§ **Aim**: Count every line that holds the string "JSON", then give that number alone.

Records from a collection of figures

+===+

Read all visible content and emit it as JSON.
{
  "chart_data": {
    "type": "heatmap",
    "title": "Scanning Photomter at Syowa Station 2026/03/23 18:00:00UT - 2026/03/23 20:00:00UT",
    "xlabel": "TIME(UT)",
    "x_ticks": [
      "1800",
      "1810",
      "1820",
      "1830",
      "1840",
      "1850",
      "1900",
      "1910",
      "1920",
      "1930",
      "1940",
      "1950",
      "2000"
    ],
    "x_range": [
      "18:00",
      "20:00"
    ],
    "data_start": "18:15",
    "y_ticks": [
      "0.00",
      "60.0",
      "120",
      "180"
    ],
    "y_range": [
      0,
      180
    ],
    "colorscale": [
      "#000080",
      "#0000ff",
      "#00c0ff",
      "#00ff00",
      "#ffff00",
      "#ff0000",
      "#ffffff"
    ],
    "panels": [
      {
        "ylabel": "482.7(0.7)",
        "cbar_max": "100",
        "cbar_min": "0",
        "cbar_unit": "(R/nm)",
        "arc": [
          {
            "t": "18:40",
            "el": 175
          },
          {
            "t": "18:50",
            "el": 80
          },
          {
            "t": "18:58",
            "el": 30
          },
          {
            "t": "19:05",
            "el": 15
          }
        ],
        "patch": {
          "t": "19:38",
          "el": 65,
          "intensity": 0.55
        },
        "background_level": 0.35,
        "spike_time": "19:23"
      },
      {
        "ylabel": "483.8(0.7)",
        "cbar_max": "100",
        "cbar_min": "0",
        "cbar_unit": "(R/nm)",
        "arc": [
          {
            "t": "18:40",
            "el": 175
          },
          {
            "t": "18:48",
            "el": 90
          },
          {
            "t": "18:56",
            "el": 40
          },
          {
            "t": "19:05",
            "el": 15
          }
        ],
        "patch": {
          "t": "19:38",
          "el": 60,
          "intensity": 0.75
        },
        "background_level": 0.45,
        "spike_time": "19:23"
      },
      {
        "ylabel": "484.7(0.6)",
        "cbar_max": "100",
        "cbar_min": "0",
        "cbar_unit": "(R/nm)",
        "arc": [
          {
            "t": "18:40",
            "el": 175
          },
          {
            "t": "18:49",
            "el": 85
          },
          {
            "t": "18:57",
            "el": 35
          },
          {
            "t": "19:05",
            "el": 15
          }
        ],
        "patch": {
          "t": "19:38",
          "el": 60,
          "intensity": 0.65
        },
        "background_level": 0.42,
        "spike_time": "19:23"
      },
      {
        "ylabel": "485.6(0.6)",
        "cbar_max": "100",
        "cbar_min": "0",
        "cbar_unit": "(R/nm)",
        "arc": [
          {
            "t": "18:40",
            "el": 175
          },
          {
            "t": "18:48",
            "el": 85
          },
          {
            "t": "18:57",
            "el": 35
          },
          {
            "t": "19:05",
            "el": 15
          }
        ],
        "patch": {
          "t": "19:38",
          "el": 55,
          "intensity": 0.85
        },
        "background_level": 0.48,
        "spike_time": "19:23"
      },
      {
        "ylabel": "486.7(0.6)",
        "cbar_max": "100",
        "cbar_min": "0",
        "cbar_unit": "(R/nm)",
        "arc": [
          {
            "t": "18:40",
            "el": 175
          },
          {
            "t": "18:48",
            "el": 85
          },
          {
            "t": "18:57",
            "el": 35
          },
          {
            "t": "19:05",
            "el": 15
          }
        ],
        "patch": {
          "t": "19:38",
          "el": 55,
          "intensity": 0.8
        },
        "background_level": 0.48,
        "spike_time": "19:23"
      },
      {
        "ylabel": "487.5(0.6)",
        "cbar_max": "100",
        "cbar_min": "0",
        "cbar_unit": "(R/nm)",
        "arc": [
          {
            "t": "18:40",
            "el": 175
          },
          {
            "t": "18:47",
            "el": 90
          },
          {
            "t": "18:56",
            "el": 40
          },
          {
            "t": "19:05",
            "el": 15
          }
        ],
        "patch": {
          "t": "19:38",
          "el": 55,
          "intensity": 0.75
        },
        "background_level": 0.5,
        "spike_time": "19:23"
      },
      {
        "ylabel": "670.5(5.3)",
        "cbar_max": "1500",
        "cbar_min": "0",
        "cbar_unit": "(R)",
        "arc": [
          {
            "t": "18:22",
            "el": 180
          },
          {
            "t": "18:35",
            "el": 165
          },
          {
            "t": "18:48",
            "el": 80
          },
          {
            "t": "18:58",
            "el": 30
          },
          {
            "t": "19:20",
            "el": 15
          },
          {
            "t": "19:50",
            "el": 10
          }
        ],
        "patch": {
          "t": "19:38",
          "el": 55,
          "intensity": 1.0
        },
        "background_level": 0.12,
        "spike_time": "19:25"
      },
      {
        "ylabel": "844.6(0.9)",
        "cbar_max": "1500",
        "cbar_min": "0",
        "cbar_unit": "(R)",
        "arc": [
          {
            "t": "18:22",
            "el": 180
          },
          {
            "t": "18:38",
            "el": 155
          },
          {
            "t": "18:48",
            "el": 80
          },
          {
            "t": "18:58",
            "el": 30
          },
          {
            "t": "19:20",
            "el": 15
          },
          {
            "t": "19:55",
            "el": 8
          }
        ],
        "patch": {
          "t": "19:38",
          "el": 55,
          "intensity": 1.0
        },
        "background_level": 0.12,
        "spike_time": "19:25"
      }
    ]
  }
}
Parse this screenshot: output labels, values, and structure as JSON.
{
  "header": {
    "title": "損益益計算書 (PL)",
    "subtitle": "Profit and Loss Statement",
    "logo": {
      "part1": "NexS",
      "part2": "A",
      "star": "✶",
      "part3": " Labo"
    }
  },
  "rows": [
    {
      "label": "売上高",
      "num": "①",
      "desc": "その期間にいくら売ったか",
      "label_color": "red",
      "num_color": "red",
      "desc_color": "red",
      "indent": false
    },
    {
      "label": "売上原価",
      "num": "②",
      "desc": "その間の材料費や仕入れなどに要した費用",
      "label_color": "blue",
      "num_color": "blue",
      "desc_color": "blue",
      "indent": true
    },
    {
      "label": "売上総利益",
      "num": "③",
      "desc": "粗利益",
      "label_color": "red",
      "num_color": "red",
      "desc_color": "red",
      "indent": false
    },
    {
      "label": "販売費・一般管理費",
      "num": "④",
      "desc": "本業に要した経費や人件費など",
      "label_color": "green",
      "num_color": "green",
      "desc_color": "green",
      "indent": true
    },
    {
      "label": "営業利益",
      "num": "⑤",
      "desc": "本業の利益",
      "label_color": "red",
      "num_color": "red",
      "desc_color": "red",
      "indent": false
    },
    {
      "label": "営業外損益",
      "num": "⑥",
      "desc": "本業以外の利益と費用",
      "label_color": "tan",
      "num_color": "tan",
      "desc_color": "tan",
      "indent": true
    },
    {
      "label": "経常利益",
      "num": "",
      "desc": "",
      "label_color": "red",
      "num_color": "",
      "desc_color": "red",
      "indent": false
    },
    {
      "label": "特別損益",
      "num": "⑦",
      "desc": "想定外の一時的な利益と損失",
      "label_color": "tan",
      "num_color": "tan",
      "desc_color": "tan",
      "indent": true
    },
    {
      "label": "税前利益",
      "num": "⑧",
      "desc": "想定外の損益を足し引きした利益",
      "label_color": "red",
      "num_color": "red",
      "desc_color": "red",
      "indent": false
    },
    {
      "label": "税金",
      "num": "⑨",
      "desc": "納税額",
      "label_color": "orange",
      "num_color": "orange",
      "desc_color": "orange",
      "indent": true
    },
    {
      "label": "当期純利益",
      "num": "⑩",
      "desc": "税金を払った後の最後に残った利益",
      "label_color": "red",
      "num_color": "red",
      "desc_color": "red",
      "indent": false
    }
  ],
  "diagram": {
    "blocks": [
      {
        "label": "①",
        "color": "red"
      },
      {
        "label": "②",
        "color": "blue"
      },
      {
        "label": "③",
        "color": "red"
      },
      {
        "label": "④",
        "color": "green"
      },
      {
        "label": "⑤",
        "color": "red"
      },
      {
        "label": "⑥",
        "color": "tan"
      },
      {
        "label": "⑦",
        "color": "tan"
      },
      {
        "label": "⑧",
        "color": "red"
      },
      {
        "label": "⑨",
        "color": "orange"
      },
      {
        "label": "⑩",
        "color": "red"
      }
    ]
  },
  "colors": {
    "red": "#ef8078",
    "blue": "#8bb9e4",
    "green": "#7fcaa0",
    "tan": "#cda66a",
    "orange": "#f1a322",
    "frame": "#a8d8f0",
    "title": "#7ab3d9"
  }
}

+===+

§ **Answer for the task**: 2